▶ _DOCUMENT SECTION_:
On 04/29/2014 04:49 PM, Wei Yang wrote:
> On Mon, Apr 28, 2014 at 11:35:32PM +1000, Alexey Kardashevskiy wrote:
>> On 04/23/2014 12:26 PM, Wei Yang wrote:
>>> During the EEH hotplug event, iommu_add_device() will be invoked three times
>>> and two of them will trigger warning or error.
>>>
>>> The three times to invoke the iommu_add_device() are:
>>>
>>>     pci_device_add
>>>        ...
>>>        set_iommu_table_base_and_group   <- 1st time, fail
>>>     device_add
>>>        ...
>>>        tce_iommu_bus_notifier           <- 2nd time, succees
>>>     pcibios_add_pci_devices
>>>        ...
>>>        pcibios_setup_bus_devices        <- 3rd time, re-attach
>>>
>>> The first time fails, since the dev->kobj->sd is not initialized. The
>>> dev->kobj->sd is initialized in device_add().
>>> The third time's warning is triggered by the re-attach of the iommu_group.
>>>
>>> After applying this patch, the error
>>
>> Nack.
>>
>> The patch still seems incorrect and we actually need to remove
>> tce_iommu_bus_notifier completely as pcibios_setup_bus_devices is called
>>from another notifier anyway. Could you please test it?

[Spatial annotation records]

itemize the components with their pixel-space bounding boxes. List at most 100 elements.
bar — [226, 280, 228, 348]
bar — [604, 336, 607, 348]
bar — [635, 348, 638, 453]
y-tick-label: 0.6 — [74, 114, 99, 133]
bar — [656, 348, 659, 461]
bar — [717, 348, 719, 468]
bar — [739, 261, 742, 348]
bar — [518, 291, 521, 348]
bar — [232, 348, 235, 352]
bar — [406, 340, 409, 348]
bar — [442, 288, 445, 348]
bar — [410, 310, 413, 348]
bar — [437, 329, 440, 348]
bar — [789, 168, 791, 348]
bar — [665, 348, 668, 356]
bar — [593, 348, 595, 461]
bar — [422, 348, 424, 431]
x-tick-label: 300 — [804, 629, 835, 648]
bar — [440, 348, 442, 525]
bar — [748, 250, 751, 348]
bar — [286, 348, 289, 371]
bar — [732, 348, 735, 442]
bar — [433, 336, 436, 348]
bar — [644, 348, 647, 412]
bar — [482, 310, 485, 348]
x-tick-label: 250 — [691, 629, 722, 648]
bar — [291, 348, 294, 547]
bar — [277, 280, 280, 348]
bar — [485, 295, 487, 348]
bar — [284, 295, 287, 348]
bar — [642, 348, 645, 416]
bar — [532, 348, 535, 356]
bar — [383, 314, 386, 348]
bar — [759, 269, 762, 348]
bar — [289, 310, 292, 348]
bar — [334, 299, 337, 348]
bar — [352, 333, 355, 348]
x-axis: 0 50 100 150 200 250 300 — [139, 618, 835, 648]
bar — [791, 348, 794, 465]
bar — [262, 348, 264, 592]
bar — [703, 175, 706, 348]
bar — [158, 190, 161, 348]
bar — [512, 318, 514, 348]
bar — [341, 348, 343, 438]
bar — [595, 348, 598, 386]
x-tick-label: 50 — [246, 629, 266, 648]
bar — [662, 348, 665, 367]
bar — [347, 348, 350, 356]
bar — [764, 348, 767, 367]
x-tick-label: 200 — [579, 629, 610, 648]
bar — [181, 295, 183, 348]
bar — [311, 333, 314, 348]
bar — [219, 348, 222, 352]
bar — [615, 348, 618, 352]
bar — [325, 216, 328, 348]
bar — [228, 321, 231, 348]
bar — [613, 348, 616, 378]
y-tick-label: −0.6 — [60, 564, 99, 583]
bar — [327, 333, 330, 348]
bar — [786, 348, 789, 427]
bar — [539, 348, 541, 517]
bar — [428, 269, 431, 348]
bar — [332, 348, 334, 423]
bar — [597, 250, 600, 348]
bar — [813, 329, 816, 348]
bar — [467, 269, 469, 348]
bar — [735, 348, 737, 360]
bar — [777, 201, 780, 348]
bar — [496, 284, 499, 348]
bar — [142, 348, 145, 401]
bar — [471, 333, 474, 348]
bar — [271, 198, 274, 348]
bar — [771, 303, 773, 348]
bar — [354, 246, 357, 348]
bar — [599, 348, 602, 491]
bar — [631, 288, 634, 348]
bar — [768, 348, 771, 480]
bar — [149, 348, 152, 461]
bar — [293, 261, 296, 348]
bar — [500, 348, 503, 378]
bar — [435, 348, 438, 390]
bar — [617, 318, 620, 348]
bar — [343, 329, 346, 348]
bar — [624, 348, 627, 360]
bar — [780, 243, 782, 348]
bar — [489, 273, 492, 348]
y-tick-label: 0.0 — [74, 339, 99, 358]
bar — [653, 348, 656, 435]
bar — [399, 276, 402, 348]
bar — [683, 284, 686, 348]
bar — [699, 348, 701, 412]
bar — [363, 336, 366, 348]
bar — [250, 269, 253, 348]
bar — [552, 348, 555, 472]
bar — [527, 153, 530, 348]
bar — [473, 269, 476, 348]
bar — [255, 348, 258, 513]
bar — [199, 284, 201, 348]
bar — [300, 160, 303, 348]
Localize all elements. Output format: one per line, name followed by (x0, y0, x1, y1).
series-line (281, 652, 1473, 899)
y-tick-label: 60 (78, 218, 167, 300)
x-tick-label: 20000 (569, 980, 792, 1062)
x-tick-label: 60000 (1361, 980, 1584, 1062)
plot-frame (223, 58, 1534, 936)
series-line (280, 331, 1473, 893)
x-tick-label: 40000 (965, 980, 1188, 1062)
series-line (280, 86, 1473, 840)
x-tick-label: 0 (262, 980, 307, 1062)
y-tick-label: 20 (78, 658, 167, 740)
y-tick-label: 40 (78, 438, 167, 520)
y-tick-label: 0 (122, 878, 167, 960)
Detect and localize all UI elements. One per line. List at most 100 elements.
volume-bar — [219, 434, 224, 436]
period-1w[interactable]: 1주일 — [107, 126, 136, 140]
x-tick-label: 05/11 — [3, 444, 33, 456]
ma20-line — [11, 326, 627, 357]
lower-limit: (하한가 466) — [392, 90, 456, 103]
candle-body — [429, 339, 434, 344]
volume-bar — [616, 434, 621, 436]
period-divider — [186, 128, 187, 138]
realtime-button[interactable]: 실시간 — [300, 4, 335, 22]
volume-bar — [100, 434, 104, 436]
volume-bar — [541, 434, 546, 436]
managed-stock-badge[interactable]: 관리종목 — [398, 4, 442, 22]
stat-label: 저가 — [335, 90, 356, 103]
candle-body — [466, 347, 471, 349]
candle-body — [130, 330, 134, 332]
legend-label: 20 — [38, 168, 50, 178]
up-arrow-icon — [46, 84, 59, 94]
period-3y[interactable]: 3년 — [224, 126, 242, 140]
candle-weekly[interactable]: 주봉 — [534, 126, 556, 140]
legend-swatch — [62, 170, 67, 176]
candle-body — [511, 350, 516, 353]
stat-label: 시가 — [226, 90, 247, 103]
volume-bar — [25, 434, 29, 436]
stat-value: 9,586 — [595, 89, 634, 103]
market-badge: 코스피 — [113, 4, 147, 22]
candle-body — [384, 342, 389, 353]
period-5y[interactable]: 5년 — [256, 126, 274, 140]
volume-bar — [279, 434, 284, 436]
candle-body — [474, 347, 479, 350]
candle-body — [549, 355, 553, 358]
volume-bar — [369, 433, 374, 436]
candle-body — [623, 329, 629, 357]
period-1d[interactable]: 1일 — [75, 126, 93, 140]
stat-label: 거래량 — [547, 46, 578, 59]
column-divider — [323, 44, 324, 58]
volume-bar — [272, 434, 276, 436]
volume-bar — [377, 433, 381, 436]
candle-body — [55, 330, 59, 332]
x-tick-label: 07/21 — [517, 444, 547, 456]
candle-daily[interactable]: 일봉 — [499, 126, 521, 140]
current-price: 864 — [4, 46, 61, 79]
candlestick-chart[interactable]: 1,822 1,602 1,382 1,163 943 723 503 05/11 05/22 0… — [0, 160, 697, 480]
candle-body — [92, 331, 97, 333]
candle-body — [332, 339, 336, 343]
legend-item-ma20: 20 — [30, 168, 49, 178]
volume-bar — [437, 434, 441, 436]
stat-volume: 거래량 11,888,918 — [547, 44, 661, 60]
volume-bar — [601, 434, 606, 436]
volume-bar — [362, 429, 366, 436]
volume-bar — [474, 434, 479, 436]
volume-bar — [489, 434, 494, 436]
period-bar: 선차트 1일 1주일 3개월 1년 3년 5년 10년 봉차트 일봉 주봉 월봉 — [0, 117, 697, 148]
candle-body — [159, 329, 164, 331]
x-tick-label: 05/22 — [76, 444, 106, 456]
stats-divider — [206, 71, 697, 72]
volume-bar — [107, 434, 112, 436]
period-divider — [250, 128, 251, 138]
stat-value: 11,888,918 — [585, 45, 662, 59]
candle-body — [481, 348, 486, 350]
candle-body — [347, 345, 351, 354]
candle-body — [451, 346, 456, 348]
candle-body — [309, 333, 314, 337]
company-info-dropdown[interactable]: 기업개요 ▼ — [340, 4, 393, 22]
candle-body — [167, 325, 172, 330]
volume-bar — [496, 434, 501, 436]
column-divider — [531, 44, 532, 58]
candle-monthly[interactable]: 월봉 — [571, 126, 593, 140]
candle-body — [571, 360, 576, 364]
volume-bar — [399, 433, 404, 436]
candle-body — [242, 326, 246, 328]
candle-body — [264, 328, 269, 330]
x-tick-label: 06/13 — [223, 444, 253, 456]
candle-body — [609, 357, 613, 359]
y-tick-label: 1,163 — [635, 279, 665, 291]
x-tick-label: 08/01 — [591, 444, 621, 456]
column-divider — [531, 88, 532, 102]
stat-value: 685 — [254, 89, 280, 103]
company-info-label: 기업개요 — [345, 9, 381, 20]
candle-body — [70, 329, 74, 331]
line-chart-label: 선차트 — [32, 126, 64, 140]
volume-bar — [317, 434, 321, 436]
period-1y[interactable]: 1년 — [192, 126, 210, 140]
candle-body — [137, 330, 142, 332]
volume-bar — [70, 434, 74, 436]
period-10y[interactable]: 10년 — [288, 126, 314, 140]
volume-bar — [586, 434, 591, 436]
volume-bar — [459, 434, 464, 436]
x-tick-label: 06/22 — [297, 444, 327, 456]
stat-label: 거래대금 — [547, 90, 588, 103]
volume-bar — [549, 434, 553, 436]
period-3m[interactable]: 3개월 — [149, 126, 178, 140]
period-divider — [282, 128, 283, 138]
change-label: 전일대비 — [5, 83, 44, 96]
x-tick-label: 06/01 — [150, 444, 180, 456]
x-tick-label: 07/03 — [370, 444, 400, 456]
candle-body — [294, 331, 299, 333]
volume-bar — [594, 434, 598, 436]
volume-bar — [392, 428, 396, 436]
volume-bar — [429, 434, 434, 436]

▶ _WHAT YOU NEED TO DO_:
1) Rewrite the paragraph of the email thread that begins "The first time fails" in a shorter form, keeping its main facts.
2) Echo the stretch of the email thread from "On 04/29/2014 04:49" through "warning or error.".
3) Write what comes next in the email thread about the iommu_add_device patch, starting after its last sentence.
This listing has no connection to the email thread.

▶ _ANSWERS BY TASK_:
1) The first call fails because dev->kobj->sd is not yet initialized; that happens in device_add(). The third call's warning comes from re-attaching the iommu_group.

2)
On 04/29/2014 04:49 PM, Wei Yang wrote:
> On Mon, Apr 28, 2014 at 11:35:32PM +1000, Alexey Kardashevskiy wrote:
>> On 04/23/2014 12:26 PM, Wei Yang wrote:
>>> During the EEH hotplug event, iommu_add_device() will be invoked three times
>>> and two of them will trigger warning or error.

3)
>>
>>
> 
> Hi, Alexey,
> 
> Nice to see your comment. Let me show what I got fist.
> 
> Generally, when kernel enumerate on the pci device, following functions will
> be invoked.
> 
>      pci_device_add
>         pcibios_setup_bus_device
>         ...
>         set_iommu_table_base_and_group   
>      device_add
>         ...
>         tce_iommu_bus_notifier           
>      pcibios_fixp_bus
>         pcibios_add_pci_devices
>         ...
>         pcibios_setup_bus_devices        
> 
>>From the call flow, we see for a normall pci device, the
> pcibios_setup_bus_device() will be invoked twice.


tce_iommu_bus_notifier should not be called for devices during boot-time
PCI discovery as the discovery is done from subsys_initcall handler and
tce_iommu_bus_notifier is registered as subsys_initcall_sync. Are you sure
this is happening? You should see warnings as for PF's EEH but you do not
say that.


> At the bootup time, none of them succeed to setup the dma, since the PE is not
> assigned or the tbl is not set. The iommu tbl and group is setup in
> pnv_pci_ioda_setup_DMA().
> 
> This call flow maintains the same when EEH error happens on Bus PE, while the
> behavior is a little different. 
> 
>      pci_device_add
>         pcibios_setup_bus_device
>         ...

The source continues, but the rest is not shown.